• **ТЕКСТ СТРАНИЦЫ**:
Узбекский народный эпос: дастаны

Категория: Литературоведение Опубликовано: 03.09.2012

Эпос, эпическое повествование в узбекском фольклоре представлено жанром дастана.

Включающий как поэтические, так и прозаические элементы (последние - это, как правило, рифмованная или ритмизированная проза), дастан в современном словоупотреблении оказался равнозначен поэме. В действительности это не совсем так. На стадии становления и развития не только фольклора, но и письменной литературы понятие “дастан” было куда шире нынешнего понятия “поэма”, ибо дастан служил, так сказать, эпическим “жанром за все”: именно в его недрах возникли и развивались почти все повествовательные жанры.

Само слово “дастан” употреблялось в значении “повесть”, “рассказ”, “приключение”, “характеристика”, “хвала”. Отсюда тематическое и жанровое разнообразие поздних дастанов: героические, авантюрные, сказочные, любовные и т. д.

Однако изначально дастан был произведением, в основу которого ложилось предание о подвигах народных героев, так или иначе изменивших положение, жизнь своего племени или народа; о существенных событиях народной жизни, чаще всего войнах и сражениях, связанных со становлением самостоятельности или государственности народа, защитой или завоеванием земли, ставшей для него привычным пространством Родины. Сами герои и события могли быть поэтическими, легендарными или теми и другими.

Узбекские народные дастаны возникли на почве архаического тюркского фольклора и нашей древней национальной истории. Другими словами, они вобрали в себя и древнейшие культурные традиции, и память о становлении своего народа, его духовного мира и исторических судеб, его гражданских, нравственных и эстетических идеалов.

• **ЗАПИСАННЫЕ ДАННЫЕ**:

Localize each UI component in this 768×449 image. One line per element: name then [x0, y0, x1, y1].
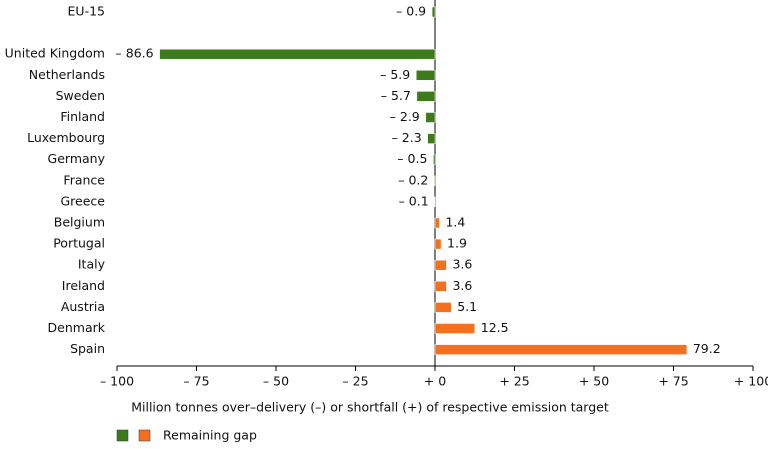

• **ЗАДАНИЯ**:
1 - Изложите в виде списка абзац статьи об узбекском народном эпосе, начинающийся словами «Однако изначально дастан был произведением». Сохраните его основные сведения.
2 - Продолжите статью об узбекском народном эпосе с того места, на котором она заканчивается.

• **ОТВЕТЫ ПО ПОРЯДКУ**:
1 -
Изначально в основу дастана ложилось предание:
- о подвигах народных героев, так или иначе изменивших положение и жизнь своего племени или народа;
- о существенных событиях народной жизни, чаще всего о войнах и сражениях, связанных со становлением самостоятельности или государственности народа, с защитой или завоеванием земли, ставшей для него привычным пространством Родины.

Герои и события могли быть поэтическими, легендарными или и теми и другими.

2 -
Дастан рассчитан не просто на устное исполнение. Он - почти в равной мере - произведение поэтическое, и музыкальное. Его не читают - его поют. Поют в сопровождении домбры, и все ритмическое, строфическое построение, вся художественная композиция, все образные средства рассчитаны на это удвоенное, утроенное восприятие слушателей.

Слово, стих, текст несут основной смысловой и художественный груз того громадного каравана поэтических картин, каким является эпическое повествование. И пусть такие характерные особенности фольклорного текста, как долгие перечисления, частые рефрены, повторы целых стихотворных блоков или кочующие по строчкам так называемые постоянные эпитеты, сравнения, гиперболы, устойчивые синтаксические конструкции, - много естественнее, эмоциональней звучат в музыкальном исполнении, сплавленные с мелодией, все же своей художественной функции они не утрачивают и в тексте как таковом.

Собственно поэтическая часть (это обычно семи-восьмислоговой стих или одиннадцатисложник), составляющая основную текстовую “массу” дастана, как правило, передает монологи или диалоги героев, батальные панорамы, описания природы, сопровождающие рассказы о путешествиях или подчеркивающие настроения героев, картины богатырских схваток; куски прозаические, носящие характер больших или меньших по объему вставок, исполненные ритмической или рифмованной прозой (“садж”), посвящены обычно портретам героев, их внутренним монологам, а иногда в детализированном или упрощенном виде повторяют - с важными вариациями, конечно, - только что исполненный поэтический кусок.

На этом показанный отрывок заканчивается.